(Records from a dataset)
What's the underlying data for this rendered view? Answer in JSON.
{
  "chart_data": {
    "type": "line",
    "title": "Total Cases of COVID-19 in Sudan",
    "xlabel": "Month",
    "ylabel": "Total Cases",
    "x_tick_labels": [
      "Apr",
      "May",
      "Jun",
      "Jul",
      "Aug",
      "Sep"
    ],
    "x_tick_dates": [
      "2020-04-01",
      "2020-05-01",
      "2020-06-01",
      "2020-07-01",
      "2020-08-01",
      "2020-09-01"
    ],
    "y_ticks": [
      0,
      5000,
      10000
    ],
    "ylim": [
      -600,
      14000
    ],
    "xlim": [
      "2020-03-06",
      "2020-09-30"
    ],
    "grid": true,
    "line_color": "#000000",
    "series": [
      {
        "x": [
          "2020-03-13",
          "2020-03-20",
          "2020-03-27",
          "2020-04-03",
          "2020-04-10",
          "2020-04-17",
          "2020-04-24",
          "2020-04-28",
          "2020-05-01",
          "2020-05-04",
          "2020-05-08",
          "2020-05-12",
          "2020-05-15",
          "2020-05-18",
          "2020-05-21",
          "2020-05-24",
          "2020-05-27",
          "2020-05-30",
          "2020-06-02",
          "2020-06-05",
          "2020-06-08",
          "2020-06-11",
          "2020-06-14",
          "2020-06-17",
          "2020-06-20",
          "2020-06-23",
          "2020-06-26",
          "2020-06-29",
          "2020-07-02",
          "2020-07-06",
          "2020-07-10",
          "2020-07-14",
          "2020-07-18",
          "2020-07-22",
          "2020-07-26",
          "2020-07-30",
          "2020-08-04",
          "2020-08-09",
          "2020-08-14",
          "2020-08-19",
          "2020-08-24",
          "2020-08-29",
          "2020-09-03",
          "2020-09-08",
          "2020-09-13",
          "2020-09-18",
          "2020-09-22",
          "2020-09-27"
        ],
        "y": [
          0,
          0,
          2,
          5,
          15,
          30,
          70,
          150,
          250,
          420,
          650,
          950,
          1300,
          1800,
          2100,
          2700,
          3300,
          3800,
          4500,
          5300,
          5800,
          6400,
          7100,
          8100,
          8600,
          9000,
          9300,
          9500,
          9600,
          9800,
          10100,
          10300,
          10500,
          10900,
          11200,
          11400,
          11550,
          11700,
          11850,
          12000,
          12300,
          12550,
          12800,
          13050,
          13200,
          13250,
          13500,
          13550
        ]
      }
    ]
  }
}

#### [What is needed]
Write out every record, exactly as written.

#### [Task result]
What's the underlying data for this rendered view? Answer in JSON.
{
  "chart_data": {
    "type": "line",
    "title": "Total Cases of COVID-19 in Sudan",
    "xlabel": "Month",
    "ylabel": "Total Cases",
    "x_tick_labels": [
      "Apr",
      "May",
      "Jun",
      "Jul",
      "Aug",
      "Sep"
    ],
    "x_tick_dates": [
      "2020-04-01",
      "2020-05-01",
      "2020-06-01",
      "2020-07-01",
      "2020-08-01",
      "2020-09-01"
    ],
    "y_ticks": [
      0,
      5000,
      10000
    ],
    "ylim": [
      -600,
      14000
    ],
    "xlim": [
      "2020-03-06",
      "2020-09-30"
    ],
    "grid": true,
    "line_color": "#000000",
    "series": [
      {
        "x": [
          "2020-03-13",
          "2020-03-20",
          "2020-03-27",
          "2020-04-03",
          "2020-04-10",
          "2020-04-17",
          "2020-04-24",
          "2020-04-28",
          "2020-05-01",
          "2020-05-04",
          "2020-05-08",
          "2020-05-12",
          "2020-05-15",
          "2020-05-18",
          "2020-05-21",
          "2020-05-24",
          "2020-05-27",
          "2020-05-30",
          "2020-06-02",
          "2020-06-05",
          "2020-06-08",
          "2020-06-11",
          "2020-06-14",
          "2020-06-17",
          "2020-06-20",
          "2020-06-23",
          "2020-06-26",
          "2020-06-29",
          "2020-07-02",
          "2020-07-06",
          "2020-07-10",
          "2020-07-14",
          "2020-07-18",
          "2020-07-22",
          "2020-07-26",
          "2020-07-30",
          "2020-08-04",
          "2020-08-09",
          "2020-08-14",
          "2020-08-19",
          "2020-08-24",
          "2020-08-29",
          "2020-09-03",
          "2020-09-08",
          "2020-09-13",
          "2020-09-18",
          "2020-09-22",
          "2020-09-27"
        ],
        "y": [
          0,
          0,
          2,
          5,
          15,
          30,
          70,
          150,
          250,
          420,
          650,
          950,
          1300,
          1800,
          2100,
          2700,
          3300,
          3800,
          4500,
          5300,
          5800,
          6400,
          7100,
          8100,
          8600,
          9000,
          9300,
          9500,
          9600,
          9800,
          10100,
          10300,
          10500,
          10900,
          11200,
          11400,
          11550,
          11700,
          11850,
          12000,
          12300,
          12550,
          12800,
          13050,
          13200,
          13250,
          13500,
          13550
        ]
      }
    ]
  }
}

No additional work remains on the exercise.